Work through the data below and give the number of lines holding "towns", nothing more.

-*-*-

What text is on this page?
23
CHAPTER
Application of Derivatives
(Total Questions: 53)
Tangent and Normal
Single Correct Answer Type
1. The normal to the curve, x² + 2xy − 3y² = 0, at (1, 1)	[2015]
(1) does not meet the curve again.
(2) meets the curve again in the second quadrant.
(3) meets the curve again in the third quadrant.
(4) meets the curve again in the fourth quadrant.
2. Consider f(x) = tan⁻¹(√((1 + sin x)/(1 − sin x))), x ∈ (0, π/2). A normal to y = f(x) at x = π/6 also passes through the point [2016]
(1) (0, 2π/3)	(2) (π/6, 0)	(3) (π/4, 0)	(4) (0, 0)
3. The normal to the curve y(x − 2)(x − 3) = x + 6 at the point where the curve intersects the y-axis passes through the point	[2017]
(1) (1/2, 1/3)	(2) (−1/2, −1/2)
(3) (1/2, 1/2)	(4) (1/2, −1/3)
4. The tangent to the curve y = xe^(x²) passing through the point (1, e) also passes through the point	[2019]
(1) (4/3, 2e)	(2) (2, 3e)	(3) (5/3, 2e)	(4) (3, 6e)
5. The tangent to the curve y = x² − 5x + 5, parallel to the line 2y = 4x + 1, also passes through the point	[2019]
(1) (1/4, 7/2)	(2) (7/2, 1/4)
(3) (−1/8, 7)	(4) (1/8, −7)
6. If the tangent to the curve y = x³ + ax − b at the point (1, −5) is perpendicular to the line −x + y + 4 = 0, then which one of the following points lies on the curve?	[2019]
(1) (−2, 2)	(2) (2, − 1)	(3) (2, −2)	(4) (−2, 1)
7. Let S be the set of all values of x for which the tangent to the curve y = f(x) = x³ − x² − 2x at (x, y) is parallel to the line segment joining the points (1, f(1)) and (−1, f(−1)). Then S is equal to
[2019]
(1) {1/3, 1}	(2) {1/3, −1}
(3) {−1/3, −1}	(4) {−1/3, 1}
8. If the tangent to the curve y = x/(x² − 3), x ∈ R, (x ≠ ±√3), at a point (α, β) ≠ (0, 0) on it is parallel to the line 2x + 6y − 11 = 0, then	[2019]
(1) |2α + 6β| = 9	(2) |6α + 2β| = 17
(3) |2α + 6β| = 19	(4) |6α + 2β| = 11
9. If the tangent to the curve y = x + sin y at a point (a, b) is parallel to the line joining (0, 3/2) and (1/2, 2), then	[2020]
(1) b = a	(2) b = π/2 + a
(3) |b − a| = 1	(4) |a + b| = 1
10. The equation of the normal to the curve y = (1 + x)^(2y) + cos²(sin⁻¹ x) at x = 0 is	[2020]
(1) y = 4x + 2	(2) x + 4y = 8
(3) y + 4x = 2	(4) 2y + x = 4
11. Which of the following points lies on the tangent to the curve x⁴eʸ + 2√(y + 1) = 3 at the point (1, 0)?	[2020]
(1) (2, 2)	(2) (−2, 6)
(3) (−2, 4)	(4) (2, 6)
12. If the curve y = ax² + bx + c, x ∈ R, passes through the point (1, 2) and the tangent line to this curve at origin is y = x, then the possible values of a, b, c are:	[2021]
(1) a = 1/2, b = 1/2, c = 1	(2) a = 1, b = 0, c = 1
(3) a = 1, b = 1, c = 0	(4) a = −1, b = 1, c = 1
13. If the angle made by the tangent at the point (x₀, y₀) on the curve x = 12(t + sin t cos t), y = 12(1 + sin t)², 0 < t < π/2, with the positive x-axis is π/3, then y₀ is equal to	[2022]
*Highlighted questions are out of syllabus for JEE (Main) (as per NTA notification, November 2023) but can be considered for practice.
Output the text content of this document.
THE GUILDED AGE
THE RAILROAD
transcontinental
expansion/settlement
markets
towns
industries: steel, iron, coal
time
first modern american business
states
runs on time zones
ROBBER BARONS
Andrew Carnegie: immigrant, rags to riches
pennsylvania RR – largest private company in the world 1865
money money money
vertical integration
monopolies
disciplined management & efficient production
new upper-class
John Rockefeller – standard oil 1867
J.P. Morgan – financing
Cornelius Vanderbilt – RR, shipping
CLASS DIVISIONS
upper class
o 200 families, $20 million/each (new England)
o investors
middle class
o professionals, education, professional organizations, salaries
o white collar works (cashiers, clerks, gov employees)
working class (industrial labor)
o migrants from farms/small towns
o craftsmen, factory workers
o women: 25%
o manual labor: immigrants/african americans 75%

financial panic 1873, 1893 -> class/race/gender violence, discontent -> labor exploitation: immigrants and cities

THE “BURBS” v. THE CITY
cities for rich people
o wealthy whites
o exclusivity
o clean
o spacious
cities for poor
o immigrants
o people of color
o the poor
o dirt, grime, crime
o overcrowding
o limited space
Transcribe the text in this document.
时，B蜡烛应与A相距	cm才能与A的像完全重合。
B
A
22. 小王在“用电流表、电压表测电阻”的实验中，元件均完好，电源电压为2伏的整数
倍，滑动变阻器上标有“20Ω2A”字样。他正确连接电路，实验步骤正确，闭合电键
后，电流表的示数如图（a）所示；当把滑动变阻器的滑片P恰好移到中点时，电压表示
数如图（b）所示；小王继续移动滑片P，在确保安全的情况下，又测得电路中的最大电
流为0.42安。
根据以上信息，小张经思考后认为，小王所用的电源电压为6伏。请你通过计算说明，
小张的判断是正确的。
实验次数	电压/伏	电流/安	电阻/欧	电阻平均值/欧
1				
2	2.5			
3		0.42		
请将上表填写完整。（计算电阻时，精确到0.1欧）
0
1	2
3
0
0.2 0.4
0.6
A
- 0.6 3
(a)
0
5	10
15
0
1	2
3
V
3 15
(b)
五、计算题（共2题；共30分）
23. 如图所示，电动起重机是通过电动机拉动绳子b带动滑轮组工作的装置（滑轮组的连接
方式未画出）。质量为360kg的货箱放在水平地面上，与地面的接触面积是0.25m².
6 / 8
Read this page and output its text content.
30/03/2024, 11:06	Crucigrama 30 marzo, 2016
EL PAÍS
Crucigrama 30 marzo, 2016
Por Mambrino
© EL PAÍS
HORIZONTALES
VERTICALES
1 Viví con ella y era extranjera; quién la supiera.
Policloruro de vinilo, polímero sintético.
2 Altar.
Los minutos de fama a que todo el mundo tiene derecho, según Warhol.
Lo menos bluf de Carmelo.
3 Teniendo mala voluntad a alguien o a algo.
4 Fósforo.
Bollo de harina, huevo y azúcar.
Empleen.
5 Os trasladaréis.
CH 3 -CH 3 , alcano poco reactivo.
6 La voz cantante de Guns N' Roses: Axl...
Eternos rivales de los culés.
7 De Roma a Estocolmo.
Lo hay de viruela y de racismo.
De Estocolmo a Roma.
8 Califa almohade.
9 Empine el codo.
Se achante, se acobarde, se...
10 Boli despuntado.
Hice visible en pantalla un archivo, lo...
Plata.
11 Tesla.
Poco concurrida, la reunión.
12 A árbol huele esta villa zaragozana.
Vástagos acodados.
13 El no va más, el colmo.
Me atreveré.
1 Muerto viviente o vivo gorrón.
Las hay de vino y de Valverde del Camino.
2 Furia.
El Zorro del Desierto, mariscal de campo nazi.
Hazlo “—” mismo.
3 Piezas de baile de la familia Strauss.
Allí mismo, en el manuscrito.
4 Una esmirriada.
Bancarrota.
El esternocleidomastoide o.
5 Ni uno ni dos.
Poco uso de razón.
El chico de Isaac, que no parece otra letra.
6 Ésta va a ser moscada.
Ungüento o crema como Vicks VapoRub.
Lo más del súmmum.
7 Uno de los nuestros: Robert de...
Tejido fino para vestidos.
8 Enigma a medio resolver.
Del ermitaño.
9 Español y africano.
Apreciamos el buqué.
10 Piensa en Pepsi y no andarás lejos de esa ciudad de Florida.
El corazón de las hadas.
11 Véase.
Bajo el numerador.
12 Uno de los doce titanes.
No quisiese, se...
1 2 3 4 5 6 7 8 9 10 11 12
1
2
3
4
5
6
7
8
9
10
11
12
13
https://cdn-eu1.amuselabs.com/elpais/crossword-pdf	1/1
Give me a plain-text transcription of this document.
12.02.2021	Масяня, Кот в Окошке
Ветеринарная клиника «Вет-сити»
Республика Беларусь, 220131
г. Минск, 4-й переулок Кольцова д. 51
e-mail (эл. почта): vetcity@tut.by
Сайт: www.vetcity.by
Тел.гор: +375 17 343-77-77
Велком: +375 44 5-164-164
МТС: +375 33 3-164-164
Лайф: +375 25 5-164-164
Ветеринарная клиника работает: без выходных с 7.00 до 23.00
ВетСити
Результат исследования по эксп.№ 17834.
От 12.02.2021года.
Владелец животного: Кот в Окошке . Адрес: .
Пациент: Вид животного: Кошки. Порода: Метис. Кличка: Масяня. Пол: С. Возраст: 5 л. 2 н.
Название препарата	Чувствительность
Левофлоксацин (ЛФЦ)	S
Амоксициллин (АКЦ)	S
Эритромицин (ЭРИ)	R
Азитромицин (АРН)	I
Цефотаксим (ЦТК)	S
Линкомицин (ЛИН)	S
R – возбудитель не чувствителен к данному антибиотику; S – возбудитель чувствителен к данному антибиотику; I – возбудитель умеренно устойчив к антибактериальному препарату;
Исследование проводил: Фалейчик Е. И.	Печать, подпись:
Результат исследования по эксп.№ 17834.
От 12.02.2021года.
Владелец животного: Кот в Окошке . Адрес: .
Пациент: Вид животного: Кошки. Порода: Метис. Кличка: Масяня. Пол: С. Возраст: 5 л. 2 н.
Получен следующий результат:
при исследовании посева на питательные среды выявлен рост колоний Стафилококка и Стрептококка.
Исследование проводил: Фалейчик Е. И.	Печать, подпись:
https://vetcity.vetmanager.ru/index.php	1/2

-*-*-

Result of the exercise. 2